§ **やること**
A - 「ぐりとぐらのかいすいよく」の文章によると、ぐりとぐらは泳げないのに海へ冒険に出発できました。それができた理由を、文章に書かれている内容に基づいて一、二文で説明してください。
B - 「ぐりとぐらのかいすいよく」の文章について、次の問いに答えてください。
(i) ワインの瓶の中には何が入っていましたか。
(ii) 手紙の最後には、差出人として誰の名前が書かれていましたか。
(iii) シリーズのおはなしとイラストは、それぞれ誰が担当していますか。
C - 「ぐりとぐらのかいすいよく」の文章を、最後の文の後から書き継いでください。

§ **読む文章**
'''

「ぐりとぐらのかいすいよく」 あらすじと読書感想文

「ぐりとぐらのかいすいよく」のあらすじ

※ストーリーの前半部分のみを記載

野ねずみのぐりとぐらは、静かな海の波打ち際で、砂遊びをしていました。

2匹は遠くの海に何か光るものが浮いているのを見つけましたが、残念ながら、ぐりもぐらも泳げません。光るものが浜辺に流れ着くのを待ってから眺めてみると、光っていたものは、とうもろこしのかわに包まれた、立派なぶどう酒の瓶でした。

ぶどう酒の豊かな香りを感じるぐりでしたが、ぐらは瓶の中身がワインではないことに気づきます。栓抜きではなく巻き貝をコルク抜きにして、なんとかワイン瓶の栓を抜くと、中に入っていたのは、色違いの小さな浮き輪が2つと、手書きで書かれた地図、それに手紙でした。

手紙には、

 しんせつなともだちへ 
 しんじゅとうだいにきてください 
 うみぼうずより

とメッセージが書かれていました。地図を見る限り、海を南に向かって泳いでいくと、真珠灯台に着くようです。

泳げないぐりとぐらでしたが、浮き輪があれば大丈夫。うみぼうずから貰った浮き輪に空気を入れて、いざ冒険に出発です!

「ぐりとぐら」シリーズについて

野ねずみのぐりとぐらが主人公の絵本シリーズ。
ぐりとぐらはお料理することと食べることが大好きで、おいしそうなごはんや森の動物たちが絵本に登場することも多い。
おはなしを中川李枝子さんが、イラストを山脇百合子さんが担当されており、お二人は実の姉妹(!)だそう。

現在出版されている「ぐりとぐら」シリーズの絵本は、下記の通り。(上にいくほど古い)

「ぐりとぐら」
「ぐりとぐらのおきゃくさま」
「ぐりとぐらのかいすいよく」
「ぐりとぐらのえんそく」
「ぐりとぐらのくるりくら」
「ぐりとぐらのおおそうじ」
「ぐりとぐらとすみれちゃん」
「ぐりとぐらの1ねんかん」

福音館出版。大きさは縦20cm×横27cmで、ハードカバー絵本。
大人が読んであげるなら4才から、お子さんがご自身で読まれるなら小学校低学年から、が推奨。

'''

§ **提供資料**
'''

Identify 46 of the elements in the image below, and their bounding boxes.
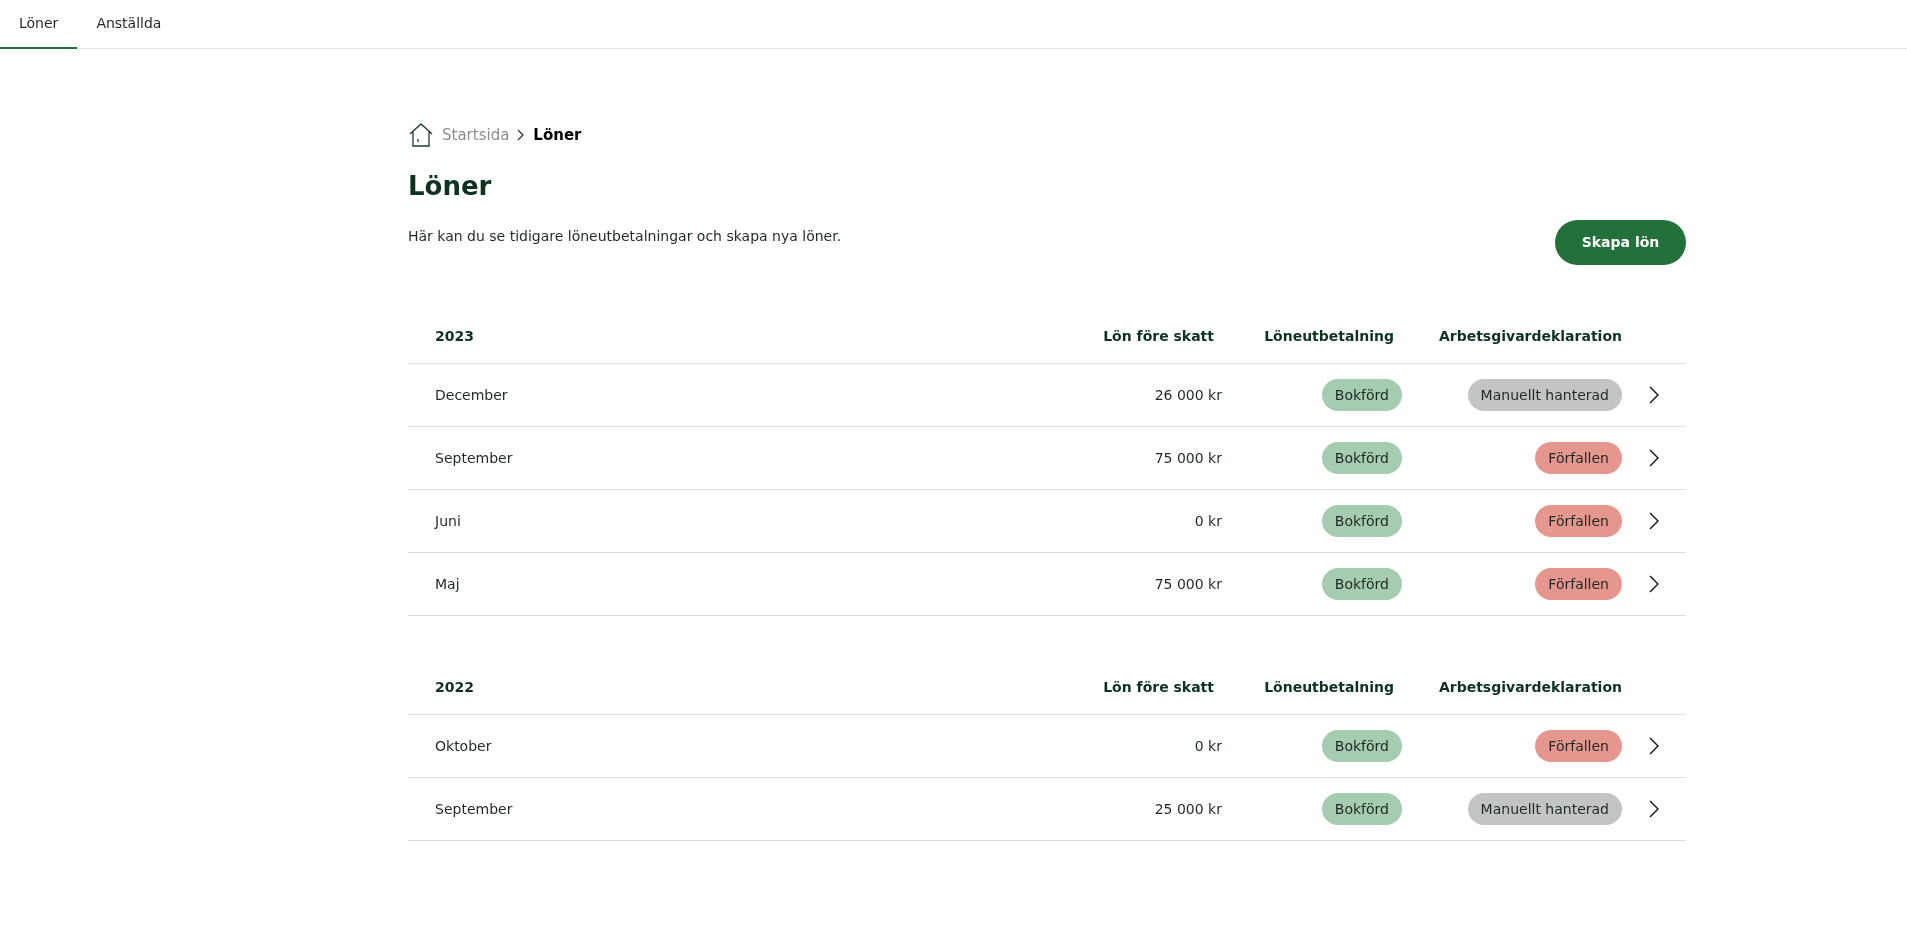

'''

§ **回答**
A - ぐりとぐらは泳げませんが、ワインの瓶の中に浮き輪が入っていました。浮き輪があれば大丈夫なので、うみぼうずから貰った浮き輪に空気を入れて出発できました。

B -
(i) 色違いの小さな浮き輪が2つと、手書きの地図、それに手紙が入っていました。
(ii) うみぼうずです。
(iii) おはなしは中川李枝子さん、イラストは山脇百合子さんが担当しています。

C -
「ぐりとぐらのかいすいよく」の読書感想文

※ストーリーのネタバレを含みます。問題ない方のみ続きをお読みください。

相変わらず、子ども心をくすぐるシチュエーション満載の絵本でした。

1番好きだったのは、ぐりとぐらが真珠灯台で真珠を探しに行くシーンです。
泳ぎがとても上手で身体も大きいうみぼうずなのに、身体が大きいことがあだになり、大切に守ってきた真珠を取り戻すことができません。しょんぼりするうみぼうずに代わって、小さな小さなぐりとぐらがしっかり真珠を見つけ出してしまうので、読者としては微笑ましかったです。

また、できないことは補い合い、できることは率先して行って友をより良い方向に導いてあげる、という友だちとの理想的な関係を、ぐりとぐらとうみぼうずは自然に築けているように見えます。
友への配慮と信頼が短い絵本の中にあふれているので、読んでいてあたたかく、素直に「いいなあ」と感じました。

海が舞台の絵本なので、春から夏にかけて読むと、より一層お子さんが楽しめそうです。
「ひらめ泳ぎ」や「くじら泳ぎ」、それに豪快な「いるかジャンプ」など、さまざまな泳法がうみぼうず直伝で紹介されていますので、恐らくどのお子さんも、プールや海で真似して泳いでみたくなるのではないかと思います(笑)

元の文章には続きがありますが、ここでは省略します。